● **Given request**
Of the lines below, count those containing the word "Hart". Reply with the number alone.

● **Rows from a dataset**

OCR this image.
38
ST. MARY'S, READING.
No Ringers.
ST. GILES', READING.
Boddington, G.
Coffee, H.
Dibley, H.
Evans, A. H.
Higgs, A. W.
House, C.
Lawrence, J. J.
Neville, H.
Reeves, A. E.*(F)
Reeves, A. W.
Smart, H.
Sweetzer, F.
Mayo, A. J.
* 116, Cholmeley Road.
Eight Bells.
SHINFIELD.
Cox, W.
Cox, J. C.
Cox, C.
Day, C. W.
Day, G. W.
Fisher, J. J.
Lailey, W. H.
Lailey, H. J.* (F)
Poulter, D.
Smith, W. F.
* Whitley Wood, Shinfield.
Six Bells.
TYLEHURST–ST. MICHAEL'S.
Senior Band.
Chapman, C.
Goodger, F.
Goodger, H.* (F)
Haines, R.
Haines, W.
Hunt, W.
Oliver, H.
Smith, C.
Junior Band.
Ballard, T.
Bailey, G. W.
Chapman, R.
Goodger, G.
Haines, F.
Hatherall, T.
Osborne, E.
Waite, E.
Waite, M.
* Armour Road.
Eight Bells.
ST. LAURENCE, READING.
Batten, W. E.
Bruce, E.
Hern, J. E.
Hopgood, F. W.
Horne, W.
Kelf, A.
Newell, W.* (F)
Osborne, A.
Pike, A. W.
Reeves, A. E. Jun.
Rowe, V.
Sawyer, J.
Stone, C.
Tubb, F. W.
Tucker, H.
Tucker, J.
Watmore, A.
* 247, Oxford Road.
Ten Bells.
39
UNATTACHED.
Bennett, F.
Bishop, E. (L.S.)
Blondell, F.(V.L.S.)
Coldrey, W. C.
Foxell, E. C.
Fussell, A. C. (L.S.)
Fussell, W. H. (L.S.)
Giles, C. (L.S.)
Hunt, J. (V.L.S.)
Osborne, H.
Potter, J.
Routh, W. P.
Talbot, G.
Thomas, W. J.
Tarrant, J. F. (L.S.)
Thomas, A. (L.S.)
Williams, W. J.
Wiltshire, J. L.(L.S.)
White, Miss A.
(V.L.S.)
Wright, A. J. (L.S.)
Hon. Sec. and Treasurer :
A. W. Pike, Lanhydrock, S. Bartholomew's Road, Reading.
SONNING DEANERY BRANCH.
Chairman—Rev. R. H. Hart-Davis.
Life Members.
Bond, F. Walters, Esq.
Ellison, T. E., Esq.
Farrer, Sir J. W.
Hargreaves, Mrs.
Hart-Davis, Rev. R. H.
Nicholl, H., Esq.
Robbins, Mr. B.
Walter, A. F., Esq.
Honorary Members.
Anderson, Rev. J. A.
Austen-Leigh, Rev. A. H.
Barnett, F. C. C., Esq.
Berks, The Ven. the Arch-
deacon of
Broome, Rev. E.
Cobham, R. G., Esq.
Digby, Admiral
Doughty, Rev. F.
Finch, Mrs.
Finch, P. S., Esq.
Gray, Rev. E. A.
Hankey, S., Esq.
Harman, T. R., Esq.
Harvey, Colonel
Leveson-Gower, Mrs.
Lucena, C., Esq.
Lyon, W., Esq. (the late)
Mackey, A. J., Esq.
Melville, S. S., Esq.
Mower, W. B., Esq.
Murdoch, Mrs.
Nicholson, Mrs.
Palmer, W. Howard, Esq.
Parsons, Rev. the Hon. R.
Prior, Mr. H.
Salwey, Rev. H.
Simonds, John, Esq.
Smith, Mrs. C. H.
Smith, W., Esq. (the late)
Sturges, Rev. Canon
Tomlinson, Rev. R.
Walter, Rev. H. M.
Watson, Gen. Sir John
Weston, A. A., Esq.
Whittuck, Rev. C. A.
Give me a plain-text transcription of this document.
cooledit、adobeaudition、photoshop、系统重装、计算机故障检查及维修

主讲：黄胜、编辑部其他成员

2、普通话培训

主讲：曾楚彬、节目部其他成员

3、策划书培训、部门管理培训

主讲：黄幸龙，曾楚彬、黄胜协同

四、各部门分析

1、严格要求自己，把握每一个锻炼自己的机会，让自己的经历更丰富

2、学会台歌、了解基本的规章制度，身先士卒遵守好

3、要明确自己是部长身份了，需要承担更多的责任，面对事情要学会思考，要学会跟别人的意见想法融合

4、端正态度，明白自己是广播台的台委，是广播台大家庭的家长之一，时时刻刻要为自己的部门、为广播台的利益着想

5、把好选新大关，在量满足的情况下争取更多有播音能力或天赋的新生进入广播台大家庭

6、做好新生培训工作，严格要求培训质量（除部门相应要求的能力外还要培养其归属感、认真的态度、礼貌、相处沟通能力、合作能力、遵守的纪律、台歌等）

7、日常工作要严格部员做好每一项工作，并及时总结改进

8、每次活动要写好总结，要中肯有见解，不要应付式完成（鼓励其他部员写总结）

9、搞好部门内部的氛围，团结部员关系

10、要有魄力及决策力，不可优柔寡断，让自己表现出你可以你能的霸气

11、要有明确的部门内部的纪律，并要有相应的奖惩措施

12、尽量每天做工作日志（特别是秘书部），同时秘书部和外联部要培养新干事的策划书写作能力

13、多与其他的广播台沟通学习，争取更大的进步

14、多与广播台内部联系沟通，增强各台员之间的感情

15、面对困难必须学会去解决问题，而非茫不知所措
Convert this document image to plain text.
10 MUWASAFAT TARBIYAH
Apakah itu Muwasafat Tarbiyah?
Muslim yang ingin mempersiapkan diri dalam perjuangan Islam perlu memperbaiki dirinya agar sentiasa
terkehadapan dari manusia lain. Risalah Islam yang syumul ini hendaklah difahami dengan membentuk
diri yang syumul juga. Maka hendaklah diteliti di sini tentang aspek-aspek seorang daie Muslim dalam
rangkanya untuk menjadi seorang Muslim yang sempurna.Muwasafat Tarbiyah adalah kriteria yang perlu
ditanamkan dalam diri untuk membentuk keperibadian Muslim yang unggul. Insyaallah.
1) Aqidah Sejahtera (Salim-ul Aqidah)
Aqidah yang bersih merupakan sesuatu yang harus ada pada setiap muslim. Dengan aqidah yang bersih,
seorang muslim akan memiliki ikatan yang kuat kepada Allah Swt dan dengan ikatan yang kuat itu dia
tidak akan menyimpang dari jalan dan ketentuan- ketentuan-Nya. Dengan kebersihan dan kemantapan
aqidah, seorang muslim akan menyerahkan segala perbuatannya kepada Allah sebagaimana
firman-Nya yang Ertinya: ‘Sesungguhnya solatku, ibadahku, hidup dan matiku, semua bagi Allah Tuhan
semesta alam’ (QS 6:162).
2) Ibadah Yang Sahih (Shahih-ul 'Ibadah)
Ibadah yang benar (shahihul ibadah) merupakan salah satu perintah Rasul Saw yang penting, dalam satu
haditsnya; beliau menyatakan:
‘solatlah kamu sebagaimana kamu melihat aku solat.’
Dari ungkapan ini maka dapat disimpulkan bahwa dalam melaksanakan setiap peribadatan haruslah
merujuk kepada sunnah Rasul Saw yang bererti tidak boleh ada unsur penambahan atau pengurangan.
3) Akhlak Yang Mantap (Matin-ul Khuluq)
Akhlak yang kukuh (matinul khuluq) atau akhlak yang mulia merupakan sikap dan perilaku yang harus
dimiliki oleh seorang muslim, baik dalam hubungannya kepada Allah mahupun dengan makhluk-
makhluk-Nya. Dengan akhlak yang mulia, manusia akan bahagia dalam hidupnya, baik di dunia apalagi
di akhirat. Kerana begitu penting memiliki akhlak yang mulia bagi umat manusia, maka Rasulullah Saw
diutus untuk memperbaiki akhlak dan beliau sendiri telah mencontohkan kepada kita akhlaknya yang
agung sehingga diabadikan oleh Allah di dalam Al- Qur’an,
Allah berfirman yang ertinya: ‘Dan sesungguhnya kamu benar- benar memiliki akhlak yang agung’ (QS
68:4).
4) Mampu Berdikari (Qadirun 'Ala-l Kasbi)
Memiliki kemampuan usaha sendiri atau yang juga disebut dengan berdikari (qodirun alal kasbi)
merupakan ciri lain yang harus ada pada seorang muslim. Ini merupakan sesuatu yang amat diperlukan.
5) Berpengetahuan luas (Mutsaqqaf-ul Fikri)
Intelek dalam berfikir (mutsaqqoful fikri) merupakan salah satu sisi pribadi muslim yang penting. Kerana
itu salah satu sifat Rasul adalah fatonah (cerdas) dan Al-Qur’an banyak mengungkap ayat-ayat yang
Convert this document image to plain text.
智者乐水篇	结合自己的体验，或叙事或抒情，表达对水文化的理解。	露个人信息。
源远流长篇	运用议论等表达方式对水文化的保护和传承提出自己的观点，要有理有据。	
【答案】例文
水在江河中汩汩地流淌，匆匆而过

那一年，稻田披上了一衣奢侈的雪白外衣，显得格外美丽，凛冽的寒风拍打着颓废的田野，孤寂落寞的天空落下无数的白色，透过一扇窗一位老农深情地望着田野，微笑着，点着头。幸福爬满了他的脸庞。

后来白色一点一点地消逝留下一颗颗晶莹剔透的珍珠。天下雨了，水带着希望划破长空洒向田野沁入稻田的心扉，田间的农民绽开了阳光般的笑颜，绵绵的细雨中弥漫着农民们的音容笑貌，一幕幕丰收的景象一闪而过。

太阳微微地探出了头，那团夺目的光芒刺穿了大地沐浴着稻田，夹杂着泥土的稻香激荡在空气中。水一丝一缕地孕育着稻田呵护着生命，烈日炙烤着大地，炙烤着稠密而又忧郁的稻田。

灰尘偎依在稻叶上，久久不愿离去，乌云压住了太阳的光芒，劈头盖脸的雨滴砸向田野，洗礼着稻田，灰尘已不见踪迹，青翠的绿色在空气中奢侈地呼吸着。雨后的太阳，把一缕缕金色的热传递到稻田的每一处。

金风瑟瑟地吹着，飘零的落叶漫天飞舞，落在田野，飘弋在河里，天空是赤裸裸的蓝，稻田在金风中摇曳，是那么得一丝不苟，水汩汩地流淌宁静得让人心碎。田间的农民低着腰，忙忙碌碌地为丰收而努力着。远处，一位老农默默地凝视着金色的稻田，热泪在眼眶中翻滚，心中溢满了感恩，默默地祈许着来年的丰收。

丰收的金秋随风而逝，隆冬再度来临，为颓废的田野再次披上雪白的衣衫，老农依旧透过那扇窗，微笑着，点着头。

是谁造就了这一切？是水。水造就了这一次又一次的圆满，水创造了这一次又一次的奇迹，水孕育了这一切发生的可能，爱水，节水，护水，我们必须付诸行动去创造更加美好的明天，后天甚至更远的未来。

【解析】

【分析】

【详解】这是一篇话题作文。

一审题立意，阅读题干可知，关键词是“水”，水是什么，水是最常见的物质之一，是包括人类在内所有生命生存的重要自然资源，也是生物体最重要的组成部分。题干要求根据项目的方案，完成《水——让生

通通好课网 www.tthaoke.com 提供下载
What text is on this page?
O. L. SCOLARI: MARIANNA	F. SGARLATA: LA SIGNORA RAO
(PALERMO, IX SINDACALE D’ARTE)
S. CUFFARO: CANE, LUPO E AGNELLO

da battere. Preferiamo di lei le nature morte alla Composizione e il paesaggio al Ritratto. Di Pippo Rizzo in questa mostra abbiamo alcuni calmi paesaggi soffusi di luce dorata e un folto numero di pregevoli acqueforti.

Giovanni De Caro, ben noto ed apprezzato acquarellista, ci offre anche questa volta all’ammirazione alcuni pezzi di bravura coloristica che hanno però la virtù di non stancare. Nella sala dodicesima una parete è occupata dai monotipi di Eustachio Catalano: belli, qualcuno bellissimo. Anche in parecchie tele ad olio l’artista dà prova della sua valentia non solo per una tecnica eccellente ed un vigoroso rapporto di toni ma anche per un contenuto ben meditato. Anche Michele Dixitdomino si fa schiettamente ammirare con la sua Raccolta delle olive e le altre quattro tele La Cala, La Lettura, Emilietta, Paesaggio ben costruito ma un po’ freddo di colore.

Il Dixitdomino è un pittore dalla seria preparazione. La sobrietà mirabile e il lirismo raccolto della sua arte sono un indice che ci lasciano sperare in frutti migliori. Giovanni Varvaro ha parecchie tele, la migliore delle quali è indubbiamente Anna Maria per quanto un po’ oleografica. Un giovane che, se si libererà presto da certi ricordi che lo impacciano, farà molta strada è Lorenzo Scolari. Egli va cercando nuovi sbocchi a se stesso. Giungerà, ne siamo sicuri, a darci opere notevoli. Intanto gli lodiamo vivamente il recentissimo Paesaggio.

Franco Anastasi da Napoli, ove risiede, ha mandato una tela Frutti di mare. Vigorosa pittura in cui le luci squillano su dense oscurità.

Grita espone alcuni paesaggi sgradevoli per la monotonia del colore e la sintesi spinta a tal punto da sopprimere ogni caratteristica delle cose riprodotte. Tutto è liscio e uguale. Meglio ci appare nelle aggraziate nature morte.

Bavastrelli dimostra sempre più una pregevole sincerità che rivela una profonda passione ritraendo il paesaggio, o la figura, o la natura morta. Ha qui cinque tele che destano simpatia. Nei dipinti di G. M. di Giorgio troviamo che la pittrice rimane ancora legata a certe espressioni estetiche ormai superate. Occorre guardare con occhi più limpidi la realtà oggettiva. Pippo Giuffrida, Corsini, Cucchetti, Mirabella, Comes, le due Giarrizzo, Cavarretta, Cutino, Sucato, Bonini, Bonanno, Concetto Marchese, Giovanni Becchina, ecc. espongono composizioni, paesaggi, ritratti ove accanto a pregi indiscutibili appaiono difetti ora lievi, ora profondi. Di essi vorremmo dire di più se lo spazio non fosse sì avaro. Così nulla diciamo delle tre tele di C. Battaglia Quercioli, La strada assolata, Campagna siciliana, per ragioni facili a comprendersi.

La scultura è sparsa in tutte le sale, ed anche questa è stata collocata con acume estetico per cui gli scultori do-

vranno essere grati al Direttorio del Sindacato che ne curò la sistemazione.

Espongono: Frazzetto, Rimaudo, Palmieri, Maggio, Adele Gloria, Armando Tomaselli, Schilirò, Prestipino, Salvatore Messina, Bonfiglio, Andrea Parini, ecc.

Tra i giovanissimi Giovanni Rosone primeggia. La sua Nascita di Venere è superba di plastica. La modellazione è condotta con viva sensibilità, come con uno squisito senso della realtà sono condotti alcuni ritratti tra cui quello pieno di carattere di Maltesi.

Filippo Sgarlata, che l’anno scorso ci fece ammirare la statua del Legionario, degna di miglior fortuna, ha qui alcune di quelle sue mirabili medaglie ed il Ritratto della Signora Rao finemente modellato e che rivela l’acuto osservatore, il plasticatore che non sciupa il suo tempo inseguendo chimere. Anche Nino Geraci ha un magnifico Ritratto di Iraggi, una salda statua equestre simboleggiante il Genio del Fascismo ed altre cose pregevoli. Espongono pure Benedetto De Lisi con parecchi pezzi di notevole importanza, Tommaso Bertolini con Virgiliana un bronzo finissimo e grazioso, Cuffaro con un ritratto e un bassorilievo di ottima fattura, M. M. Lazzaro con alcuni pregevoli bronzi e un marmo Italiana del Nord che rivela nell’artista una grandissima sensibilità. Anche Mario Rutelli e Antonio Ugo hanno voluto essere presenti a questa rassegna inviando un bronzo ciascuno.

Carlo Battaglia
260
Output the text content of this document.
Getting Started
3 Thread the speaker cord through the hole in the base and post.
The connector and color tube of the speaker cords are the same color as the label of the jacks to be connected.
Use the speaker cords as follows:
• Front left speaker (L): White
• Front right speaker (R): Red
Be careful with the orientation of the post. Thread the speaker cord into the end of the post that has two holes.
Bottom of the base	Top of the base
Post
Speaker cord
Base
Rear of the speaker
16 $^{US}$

● **Result of this exercise**
2